— START Input —

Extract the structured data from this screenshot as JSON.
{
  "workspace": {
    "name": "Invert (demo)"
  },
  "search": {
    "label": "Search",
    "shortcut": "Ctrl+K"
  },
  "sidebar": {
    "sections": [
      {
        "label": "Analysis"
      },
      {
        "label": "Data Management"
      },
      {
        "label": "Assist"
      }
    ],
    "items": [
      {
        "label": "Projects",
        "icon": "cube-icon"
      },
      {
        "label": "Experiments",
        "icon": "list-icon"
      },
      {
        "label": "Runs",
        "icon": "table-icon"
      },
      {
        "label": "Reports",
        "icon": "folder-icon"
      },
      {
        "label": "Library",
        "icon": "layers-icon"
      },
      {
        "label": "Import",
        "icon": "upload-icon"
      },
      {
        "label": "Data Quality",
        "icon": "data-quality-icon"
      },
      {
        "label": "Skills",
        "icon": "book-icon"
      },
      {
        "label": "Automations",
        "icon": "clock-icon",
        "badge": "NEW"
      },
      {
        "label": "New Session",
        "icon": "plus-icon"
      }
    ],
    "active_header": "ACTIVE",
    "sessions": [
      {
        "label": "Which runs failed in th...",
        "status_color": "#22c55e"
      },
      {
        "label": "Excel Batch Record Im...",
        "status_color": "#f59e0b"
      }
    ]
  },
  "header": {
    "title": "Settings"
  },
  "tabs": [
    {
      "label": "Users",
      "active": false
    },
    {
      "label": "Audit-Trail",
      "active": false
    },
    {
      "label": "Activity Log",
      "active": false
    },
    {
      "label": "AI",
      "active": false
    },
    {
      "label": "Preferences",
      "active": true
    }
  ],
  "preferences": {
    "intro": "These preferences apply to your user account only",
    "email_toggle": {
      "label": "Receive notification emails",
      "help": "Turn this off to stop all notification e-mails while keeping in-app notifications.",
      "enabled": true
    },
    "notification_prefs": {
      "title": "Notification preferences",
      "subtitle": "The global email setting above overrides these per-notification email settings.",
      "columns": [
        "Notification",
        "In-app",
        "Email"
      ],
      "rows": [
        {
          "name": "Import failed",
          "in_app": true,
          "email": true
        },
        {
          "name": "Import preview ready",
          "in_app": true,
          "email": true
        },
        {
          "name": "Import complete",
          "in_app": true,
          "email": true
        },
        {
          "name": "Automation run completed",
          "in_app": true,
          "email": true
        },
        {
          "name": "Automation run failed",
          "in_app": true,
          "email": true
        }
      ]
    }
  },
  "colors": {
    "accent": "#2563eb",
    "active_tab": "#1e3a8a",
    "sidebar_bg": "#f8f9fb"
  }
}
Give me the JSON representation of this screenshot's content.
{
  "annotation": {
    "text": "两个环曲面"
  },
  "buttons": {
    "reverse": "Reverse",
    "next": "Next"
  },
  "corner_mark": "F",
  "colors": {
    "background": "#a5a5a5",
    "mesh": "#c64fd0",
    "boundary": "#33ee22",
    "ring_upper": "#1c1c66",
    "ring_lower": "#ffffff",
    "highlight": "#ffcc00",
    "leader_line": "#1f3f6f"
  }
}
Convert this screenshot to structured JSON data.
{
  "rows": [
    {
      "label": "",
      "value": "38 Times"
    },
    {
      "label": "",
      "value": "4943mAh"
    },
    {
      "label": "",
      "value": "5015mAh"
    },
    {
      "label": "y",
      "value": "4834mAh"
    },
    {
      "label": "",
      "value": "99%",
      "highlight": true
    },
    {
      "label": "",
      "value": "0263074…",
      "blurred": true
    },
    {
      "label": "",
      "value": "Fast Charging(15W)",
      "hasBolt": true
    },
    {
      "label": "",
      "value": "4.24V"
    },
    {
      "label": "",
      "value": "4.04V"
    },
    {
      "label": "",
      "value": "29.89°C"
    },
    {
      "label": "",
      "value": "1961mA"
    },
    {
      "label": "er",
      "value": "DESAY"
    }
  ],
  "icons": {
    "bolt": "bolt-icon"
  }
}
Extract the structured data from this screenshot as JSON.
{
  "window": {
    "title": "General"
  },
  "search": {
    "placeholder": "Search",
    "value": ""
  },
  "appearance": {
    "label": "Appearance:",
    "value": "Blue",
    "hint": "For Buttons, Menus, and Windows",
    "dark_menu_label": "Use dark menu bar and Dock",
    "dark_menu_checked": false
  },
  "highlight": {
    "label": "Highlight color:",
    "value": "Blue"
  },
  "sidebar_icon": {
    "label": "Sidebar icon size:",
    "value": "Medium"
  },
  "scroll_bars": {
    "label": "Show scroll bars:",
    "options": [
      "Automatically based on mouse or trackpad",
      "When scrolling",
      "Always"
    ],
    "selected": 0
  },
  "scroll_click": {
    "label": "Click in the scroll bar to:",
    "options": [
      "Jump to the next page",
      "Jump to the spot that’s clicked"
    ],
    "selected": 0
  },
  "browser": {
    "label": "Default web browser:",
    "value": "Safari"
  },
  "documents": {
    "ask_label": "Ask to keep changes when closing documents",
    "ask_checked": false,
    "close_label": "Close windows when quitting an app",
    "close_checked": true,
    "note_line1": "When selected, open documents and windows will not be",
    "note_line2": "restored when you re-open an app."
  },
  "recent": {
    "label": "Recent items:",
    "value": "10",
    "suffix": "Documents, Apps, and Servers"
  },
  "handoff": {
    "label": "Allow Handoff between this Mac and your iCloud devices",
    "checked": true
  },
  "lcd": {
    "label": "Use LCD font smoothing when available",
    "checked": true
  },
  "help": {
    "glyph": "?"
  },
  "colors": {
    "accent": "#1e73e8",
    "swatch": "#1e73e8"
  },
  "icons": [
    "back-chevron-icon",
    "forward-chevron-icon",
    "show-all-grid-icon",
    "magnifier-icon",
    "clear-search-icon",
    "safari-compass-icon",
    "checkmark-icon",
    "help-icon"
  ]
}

— END Input —

Quote every record above exactly.

Extract the structured data from this screenshot as JSON.
{
  "workspace": {
    "name": "Invert (demo)"
  },
  "search": {
    "label": "Search",
    "shortcut": "Ctrl+K"
  },
  "sidebar": {
    "sections": [
      {
        "label": "Analysis"
      },
      {
        "label": "Data Management"
      },
      {
        "label": "Assist"
      }
    ],
    "items": [
      {
        "label": "Projects",
        "icon": "cube-icon"
      },
      {
        "label": "Experiments",
        "icon": "list-icon"
      },
      {
        "label": "Runs",
        "icon": "table-icon"
      },
      {
        "label": "Reports",
        "icon": "folder-icon"
      },
      {
        "label": "Library",
        "icon": "layers-icon"
      },
      {
        "label": "Import",
        "icon": "upload-icon"
      },
      {
        "label": "Data Quality",
        "icon": "data-quality-icon"
      },
      {
        "label": "Skills",
        "icon": "book-icon"
      },
      {
        "label": "Automations",
        "icon": "clock-icon",
        "badge": "NEW"
      },
      {
        "label": "New Session",
        "icon": "plus-icon"
      }
    ],
    "active_header": "ACTIVE",
    "sessions": [
      {
        "label": "Which runs failed in th...",
        "status_color": "#22c55e"
      },
      {
        "label": "Excel Batch Record Im...",
        "status_color": "#f59e0b"
      }
    ]
  },
  "header": {
    "title": "Settings"
  },
  "tabs": [
    {
      "label": "Users",
      "active": false
    },
    {
      "label": "Audit-Trail",
      "active": false
    },
    {
      "label": "Activity Log",
      "active": false
    },
    {
      "label": "AI",
      "active": false
    },
    {
      "label": "Preferences",
      "active": true
    }
  ],
  "preferences": {
    "intro": "These preferences apply to your user account only",
    "email_toggle": {
      "label": "Receive notification emails",
      "help": "Turn this off to stop all notification e-mails while keeping in-app notifications.",
      "enabled": true
    },
    "notification_prefs": {
      "title": "Notification preferences",
      "subtitle": "The global email setting above overrides these per-notification email settings.",
      "columns": [
        "Notification",
        "In-app",
        "Email"
      ],
      "rows": [
        {
          "name": "Import failed",
          "in_app": true,
          "email": true
        },
        {
          "name": "Import preview ready",
          "in_app": true,
          "email": true
        },
        {
          "name": "Import complete",
          "in_app": true,
          "email": true
        },
        {
          "name": "Automation run completed",
          "in_app": true,
          "email": true
        },
        {
          "name": "Automation run failed",
          "in_app": true,
          "email": true
        }
      ]
    }
  },
  "colors": {
    "accent": "#2563eb",
    "active_tab": "#1e3a8a",
    "sidebar_bg": "#f8f9fb"
  }
}
Give me the JSON representation of this screenshot's content.
{
  "annotation": {
    "text": "两个环曲面"
  },
  "buttons": {
    "reverse": "Reverse",
    "next": "Next"
  },
  "corner_mark": "F",
  "colors": {
    "background": "#a5a5a5",
    "mesh": "#c64fd0",
    "boundary": "#33ee22",
    "ring_upper": "#1c1c66",
    "ring_lower": "#ffffff",
    "highlight": "#ffcc00",
    "leader_line": "#1f3f6f"
  }
}
Convert this screenshot to structured JSON data.
{
  "rows": [
    {
      "label": "",
      "value": "38 Times"
    },
    {
      "label": "",
      "value": "4943mAh"
    },
    {
      "label": "",
      "value": "5015mAh"
    },
    {
      "label": "y",
      "value": "4834mAh"
    },
    {
      "label": "",
      "value": "99%",
      "highlight": true
    },
    {
      "label": "",
      "value": "0263074…",
      "blurred": true
    },
    {
      "label": "",
      "value": "Fast Charging(15W)",
      "hasBolt": true
    },
    {
      "label": "",
      "value": "4.24V"
    },
    {
      "label": "",
      "value": "4.04V"
    },
    {
      "label": "",
      "value": "29.89°C"
    },
    {
      "label": "",
      "value": "1961mA"
    },
    {
      "label": "er",
      "value": "DESAY"
    }
  ],
  "icons": {
    "bolt": "bolt-icon"
  }
}
Extract the structured data from this screenshot as JSON.
{
  "window": {
    "title": "General"
  },
  "search": {
    "placeholder": "Search",
    "value": ""
  },
  "appearance": {
    "label": "Appearance:",
    "value": "Blue",
    "hint": "For Buttons, Menus, and Windows",
    "dark_menu_label": "Use dark menu bar and Dock",
    "dark_menu_checked": false
  },
  "highlight": {
    "label": "Highlight color:",
    "value": "Blue"
  },
  "sidebar_icon": {
    "label": "Sidebar icon size:",
    "value": "Medium"
  },
  "scroll_bars": {
    "label": "Show scroll bars:",
    "options": [
      "Automatically based on mouse or trackpad",
      "When scrolling",
      "Always"
    ],
    "selected": 0
  },
  "scroll_click": {
    "label": "Click in the scroll bar to:",
    "options": [
      "Jump to the next page",
      "Jump to the spot that’s clicked"
    ],
    "selected": 0
  },
  "browser": {
    "label": "Default web browser:",
    "value": "Safari"
  },
  "documents": {
    "ask_label": "Ask to keep changes when closing documents",
    "ask_checked": false,
    "close_label": "Close windows when quitting an app",
    "close_checked": true,
    "note_line1": "When selected, open documents and windows will not be",
    "note_line2": "restored when you re-open an app."
  },
  "recent": {
    "label": "Recent items:",
    "value": "10",
    "suffix": "Documents, Apps, and Servers"
  },
  "handoff": {
    "label": "Allow Handoff between this Mac and your iCloud devices",
    "checked": true
  },
  "lcd": {
    "label": "Use LCD font smoothing when available",
    "checked": true
  },
  "help": {
    "glyph": "?"
  },
  "colors": {
    "accent": "#1e73e8",
    "swatch": "#1e73e8"
  },
  "icons": [
    "back-chevron-icon",
    "forward-chevron-icon",
    "show-all-grid-icon",
    "magnifier-icon",
    "clear-search-icon",
    "safari-compass-icon",
    "checkmark-icon",
    "help-icon"
  ]
}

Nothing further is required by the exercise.